Pull every line containing "this" out of the material below.
** Begin Records for the task **
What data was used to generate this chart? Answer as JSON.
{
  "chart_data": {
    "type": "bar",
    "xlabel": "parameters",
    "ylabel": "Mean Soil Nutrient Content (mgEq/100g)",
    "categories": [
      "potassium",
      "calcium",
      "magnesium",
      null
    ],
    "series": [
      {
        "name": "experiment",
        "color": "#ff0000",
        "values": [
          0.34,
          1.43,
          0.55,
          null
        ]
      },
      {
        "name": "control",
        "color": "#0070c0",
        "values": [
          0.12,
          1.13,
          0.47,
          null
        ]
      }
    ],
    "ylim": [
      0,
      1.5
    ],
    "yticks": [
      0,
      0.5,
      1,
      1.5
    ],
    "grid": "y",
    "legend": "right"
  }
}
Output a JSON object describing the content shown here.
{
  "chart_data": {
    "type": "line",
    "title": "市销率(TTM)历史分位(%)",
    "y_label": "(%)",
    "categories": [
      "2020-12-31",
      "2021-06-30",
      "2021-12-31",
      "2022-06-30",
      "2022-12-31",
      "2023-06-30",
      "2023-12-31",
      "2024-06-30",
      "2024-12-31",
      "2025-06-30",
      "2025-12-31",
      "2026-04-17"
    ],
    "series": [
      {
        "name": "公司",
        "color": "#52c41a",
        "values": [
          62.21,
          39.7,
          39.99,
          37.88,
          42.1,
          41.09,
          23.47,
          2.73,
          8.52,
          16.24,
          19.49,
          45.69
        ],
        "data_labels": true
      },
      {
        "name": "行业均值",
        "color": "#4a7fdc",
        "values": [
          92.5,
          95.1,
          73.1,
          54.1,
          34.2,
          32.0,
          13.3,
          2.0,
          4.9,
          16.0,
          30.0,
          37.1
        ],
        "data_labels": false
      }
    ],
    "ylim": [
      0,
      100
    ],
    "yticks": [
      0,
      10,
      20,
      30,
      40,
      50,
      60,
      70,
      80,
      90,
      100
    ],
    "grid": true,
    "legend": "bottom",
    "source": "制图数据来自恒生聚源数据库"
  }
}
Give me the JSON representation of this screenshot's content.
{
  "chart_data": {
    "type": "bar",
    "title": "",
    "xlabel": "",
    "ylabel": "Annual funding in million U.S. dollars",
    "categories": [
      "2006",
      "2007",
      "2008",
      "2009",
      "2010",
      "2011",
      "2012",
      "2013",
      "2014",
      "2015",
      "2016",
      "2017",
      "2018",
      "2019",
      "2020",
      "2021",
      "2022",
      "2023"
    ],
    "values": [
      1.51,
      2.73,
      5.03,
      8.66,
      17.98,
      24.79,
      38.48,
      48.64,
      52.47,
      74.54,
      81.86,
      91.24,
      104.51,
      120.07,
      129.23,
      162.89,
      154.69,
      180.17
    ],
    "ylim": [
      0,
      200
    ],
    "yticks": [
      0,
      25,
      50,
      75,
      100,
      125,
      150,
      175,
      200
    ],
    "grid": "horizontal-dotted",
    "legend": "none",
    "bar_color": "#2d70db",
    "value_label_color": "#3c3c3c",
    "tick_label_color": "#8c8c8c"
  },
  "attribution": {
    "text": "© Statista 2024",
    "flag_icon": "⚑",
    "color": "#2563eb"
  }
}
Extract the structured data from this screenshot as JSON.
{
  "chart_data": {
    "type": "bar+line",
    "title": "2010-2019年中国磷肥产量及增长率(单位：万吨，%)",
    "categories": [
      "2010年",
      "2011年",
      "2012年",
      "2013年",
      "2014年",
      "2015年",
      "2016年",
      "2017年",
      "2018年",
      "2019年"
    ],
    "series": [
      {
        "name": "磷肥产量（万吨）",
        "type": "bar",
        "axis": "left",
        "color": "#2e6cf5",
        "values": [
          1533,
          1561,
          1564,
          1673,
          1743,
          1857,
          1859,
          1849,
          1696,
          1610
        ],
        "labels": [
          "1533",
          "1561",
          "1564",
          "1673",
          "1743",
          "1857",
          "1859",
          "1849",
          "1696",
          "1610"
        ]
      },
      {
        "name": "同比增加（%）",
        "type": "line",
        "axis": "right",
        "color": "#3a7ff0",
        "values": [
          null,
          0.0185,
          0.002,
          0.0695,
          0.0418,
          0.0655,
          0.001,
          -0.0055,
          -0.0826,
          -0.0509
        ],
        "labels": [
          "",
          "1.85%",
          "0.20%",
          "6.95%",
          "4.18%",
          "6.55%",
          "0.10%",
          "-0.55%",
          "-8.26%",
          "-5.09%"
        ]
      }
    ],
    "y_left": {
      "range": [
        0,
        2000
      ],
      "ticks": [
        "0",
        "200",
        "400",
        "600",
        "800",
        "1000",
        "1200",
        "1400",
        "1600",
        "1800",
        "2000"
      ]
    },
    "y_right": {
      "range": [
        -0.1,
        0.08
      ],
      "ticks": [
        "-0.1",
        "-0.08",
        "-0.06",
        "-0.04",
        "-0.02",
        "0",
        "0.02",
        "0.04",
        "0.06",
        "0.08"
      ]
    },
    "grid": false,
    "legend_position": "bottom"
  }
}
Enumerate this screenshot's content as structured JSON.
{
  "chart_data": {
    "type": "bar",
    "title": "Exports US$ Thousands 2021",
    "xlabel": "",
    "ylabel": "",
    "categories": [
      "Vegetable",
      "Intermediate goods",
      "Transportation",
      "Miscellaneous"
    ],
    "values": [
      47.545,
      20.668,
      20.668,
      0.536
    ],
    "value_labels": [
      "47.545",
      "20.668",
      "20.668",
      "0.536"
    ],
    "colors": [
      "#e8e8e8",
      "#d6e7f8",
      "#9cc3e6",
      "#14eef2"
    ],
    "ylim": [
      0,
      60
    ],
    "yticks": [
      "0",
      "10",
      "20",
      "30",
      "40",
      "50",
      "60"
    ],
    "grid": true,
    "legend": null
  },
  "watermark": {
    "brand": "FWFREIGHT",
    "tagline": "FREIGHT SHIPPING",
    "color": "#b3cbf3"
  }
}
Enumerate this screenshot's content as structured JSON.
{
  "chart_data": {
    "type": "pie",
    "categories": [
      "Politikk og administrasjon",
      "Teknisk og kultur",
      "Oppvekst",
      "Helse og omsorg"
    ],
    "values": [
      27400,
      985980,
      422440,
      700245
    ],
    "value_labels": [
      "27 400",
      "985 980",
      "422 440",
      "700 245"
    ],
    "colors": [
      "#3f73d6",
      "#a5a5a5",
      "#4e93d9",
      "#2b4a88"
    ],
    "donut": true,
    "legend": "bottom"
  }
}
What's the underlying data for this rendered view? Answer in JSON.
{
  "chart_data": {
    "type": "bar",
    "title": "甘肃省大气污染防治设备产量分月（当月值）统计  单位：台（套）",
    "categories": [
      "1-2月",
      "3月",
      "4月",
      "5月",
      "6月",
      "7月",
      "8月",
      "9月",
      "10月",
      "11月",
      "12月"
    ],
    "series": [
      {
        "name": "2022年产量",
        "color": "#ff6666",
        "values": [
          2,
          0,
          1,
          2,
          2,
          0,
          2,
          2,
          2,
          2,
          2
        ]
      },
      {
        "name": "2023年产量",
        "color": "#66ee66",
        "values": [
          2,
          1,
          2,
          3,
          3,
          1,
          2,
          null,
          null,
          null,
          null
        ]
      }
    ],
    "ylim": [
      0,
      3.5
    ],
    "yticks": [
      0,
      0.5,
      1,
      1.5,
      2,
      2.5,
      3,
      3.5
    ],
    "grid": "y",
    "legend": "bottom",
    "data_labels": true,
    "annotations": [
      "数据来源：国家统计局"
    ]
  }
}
** End Records for the task **
» Full response
What data was used to generate this chart? Answer as JSON.
Give me the JSON representation of this screenshot's content.
Extract the structured data from this screenshot as JSON.
Enumerate this screenshot's content as structured JSON.
Enumerate this screenshot's content as structured JSON.
What's the underlying data for this rendered view? Answer in JSON.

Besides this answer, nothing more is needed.